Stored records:
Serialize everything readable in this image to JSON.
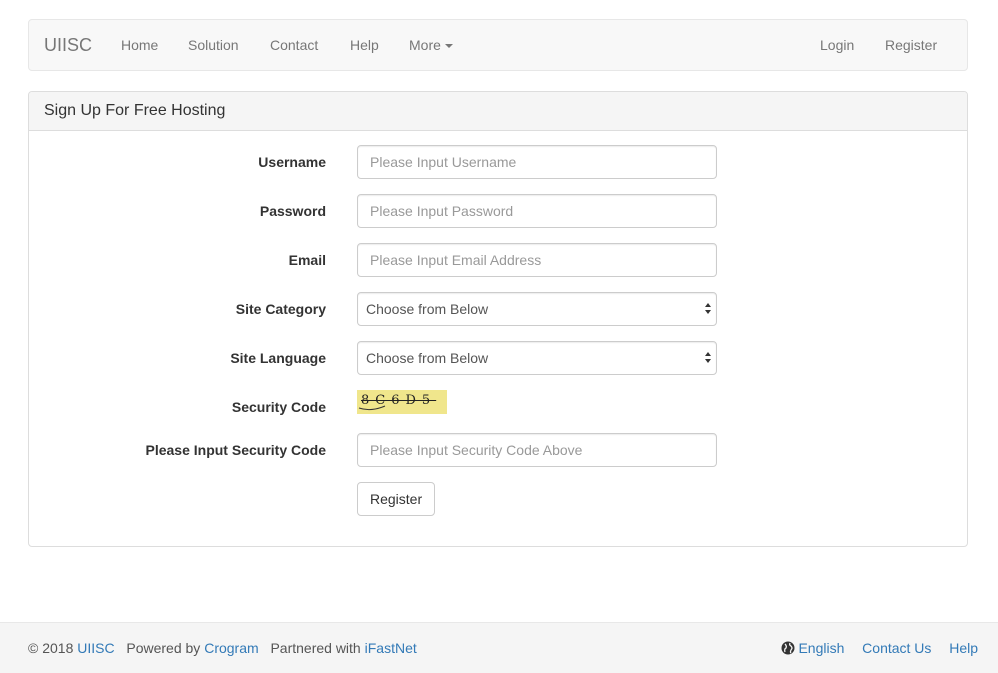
{
  "navbar": {
    "brand": "UIISC",
    "left_items": [
      "Home",
      "Solution",
      "Contact",
      "Help",
      "More"
    ],
    "right_items": [
      "Login",
      "Register"
    ]
  },
  "panel": {
    "title": "Sign Up For Free Hosting"
  },
  "form": {
    "username_label": "Username",
    "username_placeholder": "Please Input Username",
    "password_label": "Password",
    "password_placeholder": "Please Input Password",
    "email_label": "Email",
    "email_placeholder": "Please Input Email Address",
    "site_category_label": "Site Category",
    "site_category_value": "Choose from Below",
    "site_language_label": "Site Language",
    "site_language_value": "Choose from Below",
    "security_code_label": "Security Code",
    "captcha_text": "8C6D5",
    "security_input_label": "Please Input Security Code",
    "security_input_placeholder": "Please Input Security Code Above",
    "submit_label": "Register"
  },
  "footer": {
    "copyright": "© 2018",
    "brand_link": "UIISC",
    "powered_by": "Powered by",
    "powered_link": "Crogram",
    "partnered_with": "Partnered with",
    "partner_link": "iFastNet",
    "language_link": "English",
    "contact_link": "Contact Us",
    "help_link": "Help"
  },
  "colors": {
    "link": "#337ab7",
    "navbar_bg": "#f8f8f8",
    "captcha_bg": "#f0e68c"
  }
}
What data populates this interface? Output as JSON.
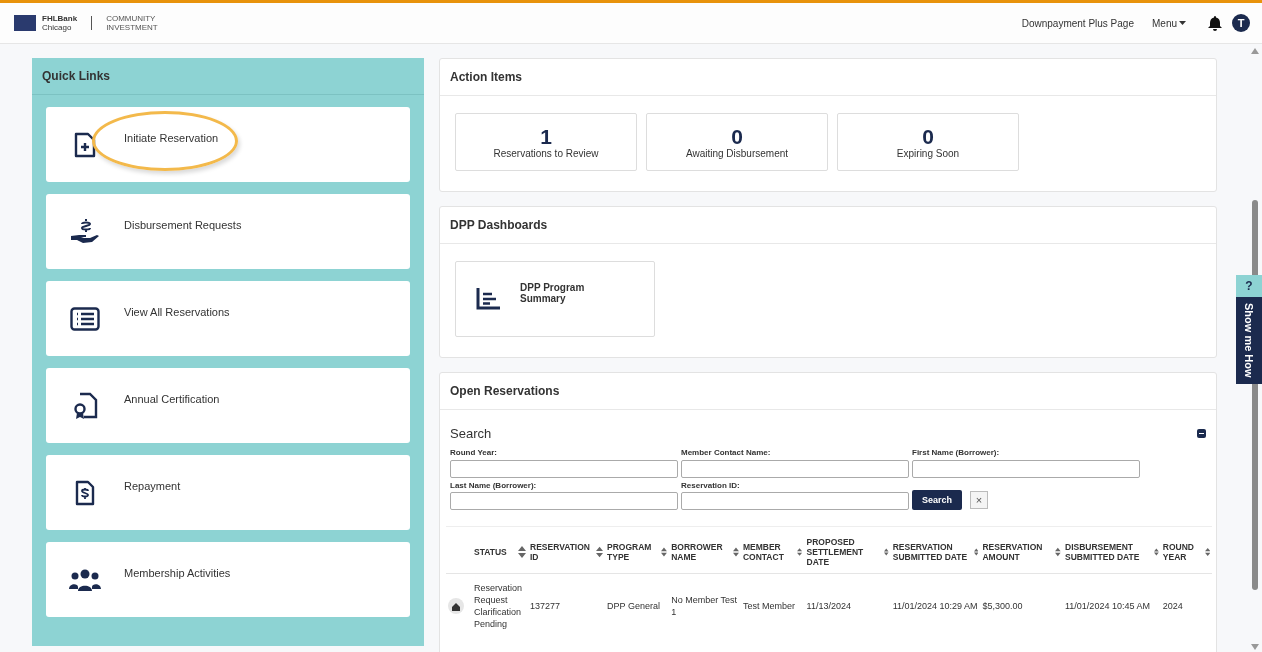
{
  "header": {
    "brand": "FHLBank",
    "brand_sub": "Chicago",
    "division_1": "COMMUNITY",
    "division_2": "INVESTMENT",
    "nav_link": "Downpayment Plus Page",
    "menu": "Menu",
    "avatar": "T"
  },
  "quick_links": {
    "title": "Quick Links",
    "items": [
      {
        "label": "Initiate Reservation",
        "kind": "file-plus",
        "highlighted": true
      },
      {
        "label": "Disbursement Requests",
        "kind": "hand-dollar",
        "highlighted": false
      },
      {
        "label": "View All Reservations",
        "kind": "list",
        "highlighted": false
      },
      {
        "label": "Annual Certification",
        "kind": "certificate",
        "highlighted": false
      },
      {
        "label": "Repayment",
        "kind": "receipt",
        "highlighted": false
      },
      {
        "label": "Membership Activities",
        "kind": "people",
        "highlighted": false
      }
    ]
  },
  "action_items": {
    "title": "Action Items",
    "tiles": [
      {
        "count": "1",
        "label": "Reservations to Review"
      },
      {
        "count": "0",
        "label": "Awaiting Disbursement"
      },
      {
        "count": "0",
        "label": "Expiring Soon"
      }
    ]
  },
  "dashboards": {
    "title": "DPP Dashboards",
    "tiles": [
      {
        "label": "DPP Program Summary"
      }
    ]
  },
  "open_reservations": {
    "title": "Open Reservations",
    "search": {
      "title": "Search",
      "fields": [
        {
          "label": "Round Year:"
        },
        {
          "label": "Member Contact Name:"
        },
        {
          "label": "First Name (Borrower):"
        },
        {
          "label": "Last Name (Borrower):"
        },
        {
          "label": "Reservation ID:"
        }
      ],
      "button": "Search",
      "clear": "×"
    },
    "table": {
      "columns": [
        "STATUS",
        "RESERVATION ID",
        "PROGRAM TYPE",
        "BORROWER NAME",
        "MEMBER CONTACT",
        "PROPOSED SETTLEMENT DATE",
        "RESERVATION SUBMITTED DATE",
        "RESERVATION AMOUNT",
        "DISBURSEMENT SUBMITTED DATE",
        "ROUND YEAR"
      ],
      "rows": [
        [
          "Reservation Request Clarification Pending",
          "137277",
          "DPP General",
          "No Member Test 1",
          "Test Member",
          "11/13/2024",
          "11/01/2024 10:29 AM",
          "$5,300.00",
          "11/01/2024 10:45 AM",
          "2024"
        ]
      ]
    }
  },
  "help_tab": {
    "icon": "?",
    "label": "Show me How"
  }
}
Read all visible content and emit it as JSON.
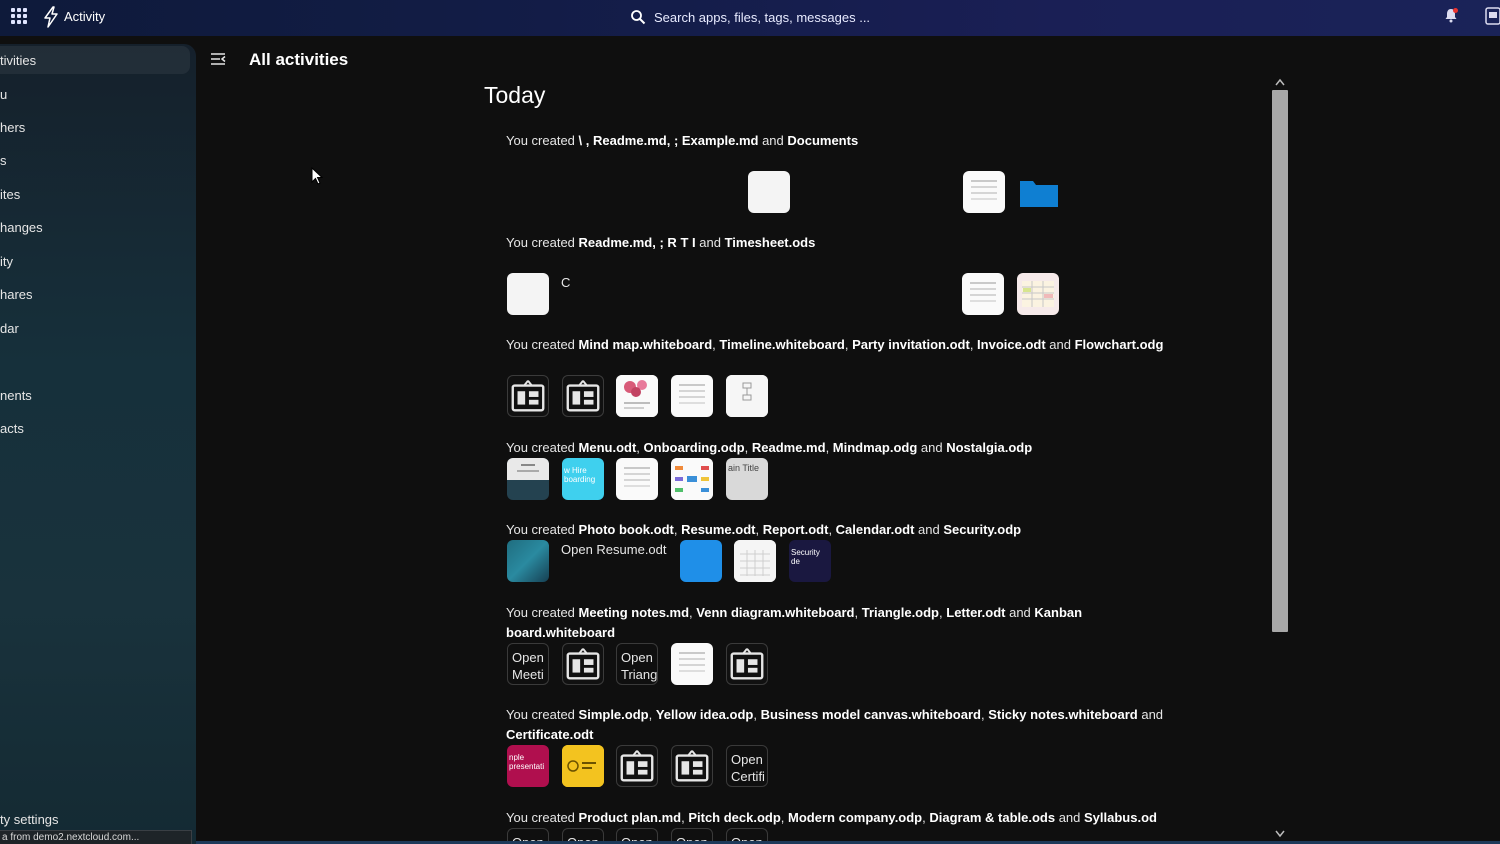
{
  "topbar": {
    "app_title": "Activity",
    "search_placeholder": "Search apps, files, tags, messages ..."
  },
  "sidebar": {
    "items": [
      {
        "label": "tivities"
      },
      {
        "label": "u"
      },
      {
        "label": "hers"
      },
      {
        "label": "s"
      },
      {
        "label": "ites"
      },
      {
        "label": "hanges"
      },
      {
        "label": "ity"
      },
      {
        "label": "hares"
      },
      {
        "label": "dar"
      },
      {
        "label": "nents"
      },
      {
        "label": "acts"
      }
    ],
    "settings_label": "ty settings"
  },
  "status_url": "a from demo2.nextcloud.com...",
  "main": {
    "page_title": "All activities",
    "day_title": "Today",
    "activities": [
      {
        "prefix": "You created ",
        "text_html": "You created <b>\\</b>  <span class='faded'>                                                    </span><b>, Readme.md,</b>  <span class='faded'>                              </span><b>; Example.md</b> and <b>Documents</b>"
      },
      {
        "text_html": "You created <b>Readme.md,</b>  <span class='faded'>                                               </span><b>; R</b>  <span class='faded'>                                                          </span><b>T</b>  <span class='faded'>                                   </span><b>I</b> and <b>Timesheet.ods</b>"
      },
      {
        "text_html": "You created <b>Mind map.whiteboard</b>, <b>Timeline.whiteboard</b>, <b>Party invitation.odt</b>, <b>Invoice.odt</b> and <b>Flowchart.odg</b>"
      },
      {
        "text_html": "You created <b>Menu.odt</b>, <b>Onboarding.odp</b>, <b>Readme.md</b>, <b>Mindmap.odg</b> and <b>Nostalgia.odp</b>"
      },
      {
        "text_html": "You created <b>Photo book.odt</b>, <b>Resume.odt</b>, <b>Report.odt</b>, <b>Calendar.odt</b> and <b>Security.odp</b>"
      },
      {
        "text_html": "You created <b>Meeting notes.md</b>, <b>Venn diagram.whiteboard</b>, <b>Triangle.odp</b>, <b>Letter.odt</b> and <b>Kanban board.whiteboard</b>"
      },
      {
        "text_html": "You created <b>Simple.odp</b>, <b>Yellow idea.odp</b>, <b>Business model canvas.whiteboard</b>, <b>Sticky notes.whiteboard</b> and <b>Certificate.odt</b>"
      },
      {
        "text_html": "You created <b>Product plan.md</b>, <b>Pitch deck.odp</b>, <b>Modern company.odp</b>, <b>Diagram &amp; table.ods</b> and <b>Syllabus.od</b>"
      }
    ],
    "thumb_labels": {
      "r2_c": "C",
      "onboarding": "w Hire boarding",
      "nostalgia": "ain Title",
      "open_resume": "Open Resume.odt",
      "security": "Security de",
      "open_meeting": "Open Meeti",
      "open_triangle": "Open Triang",
      "simple": "nple presentati",
      "open_certificate": "Open Certifi",
      "open_short": "Open"
    }
  },
  "colors": {
    "accent_blue": "#1f8fe8",
    "folder_blue": "#0f7fd2",
    "topbar": "#141d4a"
  }
}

Given instruction:
Write the material out again exactly as it appears, dropping the pictures.

Output for this exercise:
Serialize everything readable in this image to JSON.
{
  "navbar": {
    "brand": "UIISC",
    "left_items": [
      "Home",
      "Solution",
      "Contact",
      "Help",
      "More"
    ],
    "right_items": [
      "Login",
      "Register"
    ]
  },
  "panel": {
    "title": "Sign Up For Free Hosting"
  },
  "form": {
    "username_label": "Username",
    "username_placeholder": "Please Input Username",
    "password_label": "Password",
    "password_placeholder": "Please Input Password",
    "email_label": "Email",
    "email_placeholder": "Please Input Email Address",
    "site_category_label": "Site Category",
    "site_category_value": "Choose from Below",
    "site_language_label": "Site Language",
    "site_language_value": "Choose from Below",
    "security_code_label": "Security Code",
    "captcha_text": "8C6D5",
    "security_input_label": "Please Input Security Code",
    "security_input_placeholder": "Please Input Security Code Above",
    "submit_label": "Register"
  },
  "footer": {
    "copyright": "© 2018",
    "brand_link": "UIISC",
    "powered_by": "Powered by",
    "powered_link": "Crogram",
    "partnered_with": "Partnered with",
    "partner_link": "iFastNet",
    "language_link": "English",
    "contact_link": "Contact Us",
    "help_link": "Help"
  },
  "colors": {
    "link": "#337ab7",
    "navbar_bg": "#f8f8f8",
    "captcha_bg": "#f0e68c"
  }
}
What data populates this interface? Output as JSON.
{
  "header": {
    "brand": "FHLBank",
    "brand_sub": "Chicago",
    "division_1": "COMMUNITY",
    "division_2": "INVESTMENT",
    "nav_link": "Downpayment Plus Page",
    "menu": "Menu",
    "avatar": "T"
  },
  "quick_links": {
    "title": "Quick Links",
    "items": [
      {
        "label": "Initiate Reservation",
        "kind": "file-plus",
        "highlighted": true
      },
      {
        "label": "Disbursement Requests",
        "kind": "hand-dollar",
        "highlighted": false
      },
      {
        "label": "View All Reservations",
        "kind": "list",
        "highlighted": false
      },
      {
        "label": "Annual Certification",
        "kind": "certificate",
        "highlighted": false
      },
      {
        "label": "Repayment",
        "kind": "receipt",
        "highlighted": false
      },
      {
        "label": "Membership Activities",
        "kind": "people",
        "highlighted": false
      }
    ]
  },
  "action_items": {
    "title": "Action Items",
    "tiles": [
      {
        "count": "1",
        "label": "Reservations to Review"
      },
      {
        "count": "0",
        "label": "Awaiting Disbursement"
      },
      {
        "count": "0",
        "label": "Expiring Soon"
      }
    ]
  },
  "dashboards": {
    "title": "DPP Dashboards",
    "tiles": [
      {
        "label": "DPP Program Summary"
      }
    ]
  },
  "open_reservations": {
    "title": "Open Reservations",
    "search": {
      "title": "Search",
      "fields": [
        {
          "label": "Round Year:"
        },
        {
          "label": "Member Contact Name:"
        },
        {
          "label": "First Name (Borrower):"
        },
        {
          "label": "Last Name (Borrower):"
        },
        {
          "label": "Reservation ID:"
        }
      ],
      "button": "Search",
      "clear": "×"
    },
    "table": {
      "columns": [
        "STATUS",
        "RESERVATION ID",
        "PROGRAM TYPE",
        "BORROWER NAME",
        "MEMBER CONTACT",
        "PROPOSED SETTLEMENT DATE",
        "RESERVATION SUBMITTED DATE",
        "RESERVATION AMOUNT",
        "DISBURSEMENT SUBMITTED DATE",
        "ROUND YEAR"
      ],
      "rows": [
        [
          "Reservation Request Clarification Pending",
          "137277",
          "DPP General",
          "No Member Test 1",
          "Test Member",
          "11/13/2024",
          "11/01/2024 10:29 AM",
          "$5,300.00",
          "11/01/2024 10:45 AM",
          "2024"
        ]
      ]
    }
  },
  "help_tab": {
    "icon": "?",
    "label": "Show me How"
  }
}
Read all visible content and emit it as JSON.
{
  "topbar": {
    "app_title": "Activity",
    "search_placeholder": "Search apps, files, tags, messages ..."
  },
  "sidebar": {
    "items": [
      {
        "label": "tivities"
      },
      {
        "label": "u"
      },
      {
        "label": "hers"
      },
      {
        "label": "s"
      },
      {
        "label": "ites"
      },
      {
        "label": "hanges"
      },
      {
        "label": "ity"
      },
      {
        "label": "hares"
      },
      {
        "label": "dar"
      },
      {
        "label": "nents"
      },
      {
        "label": "acts"
      }
    ],
    "settings_label": "ty settings"
  },
  "status_url": "a from demo2.nextcloud.com...",
  "main": {
    "page_title": "All activities",
    "day_title": "Today",
    "activities": [
      {
        "prefix": "You created ",
        "text_html": "You created <b>\\</b>  <span class='faded'>                                                    </span><b>, Readme.md,</b>  <span class='faded'>                              </span><b>; Example.md</b> and <b>Documents</b>"
      },
      {
        "text_html": "You created <b>Readme.md,</b>  <span class='faded'>                                               </span><b>; R</b>  <span class='faded'>                                                          </span><b>T</b>  <span class='faded'>                                   </span><b>I</b> and <b>Timesheet.ods</b>"
      },
      {
        "text_html": "You created <b>Mind map.whiteboard</b>, <b>Timeline.whiteboard</b>, <b>Party invitation.odt</b>, <b>Invoice.odt</b> and <b>Flowchart.odg</b>"
      },
      {
        "text_html": "You created <b>Menu.odt</b>, <b>Onboarding.odp</b>, <b>Readme.md</b>, <b>Mindmap.odg</b> and <b>Nostalgia.odp</b>"
      },
      {
        "text_html": "You created <b>Photo book.odt</b>, <b>Resume.odt</b>, <b>Report.odt</b>, <b>Calendar.odt</b> and <b>Security.odp</b>"
      },
      {
        "text_html": "You created <b>Meeting notes.md</b>, <b>Venn diagram.whiteboard</b>, <b>Triangle.odp</b>, <b>Letter.odt</b> and <b>Kanban board.whiteboard</b>"
      },
      {
        "text_html": "You created <b>Simple.odp</b>, <b>Yellow idea.odp</b>, <b>Business model canvas.whiteboard</b>, <b>Sticky notes.whiteboard</b> and <b>Certificate.odt</b>"
      },
      {
        "text_html": "You created <b>Product plan.md</b>, <b>Pitch deck.odp</b>, <b>Modern company.odp</b>, <b>Diagram &amp; table.ods</b> and <b>Syllabus.od</b>"
      }
    ],
    "thumb_labels": {
      "r2_c": "C",
      "onboarding": "w Hire boarding",
      "nostalgia": "ain Title",
      "open_resume": "Open Resume.odt",
      "security": "Security de",
      "open_meeting": "Open Meeti",
      "open_triangle": "Open Triang",
      "simple": "nple presentati",
      "open_certificate": "Open Certifi",
      "open_short": "Open"
    }
  },
  "colors": {
    "accent_blue": "#1f8fe8",
    "folder_blue": "#0f7fd2",
    "topbar": "#141d4a"
  }
}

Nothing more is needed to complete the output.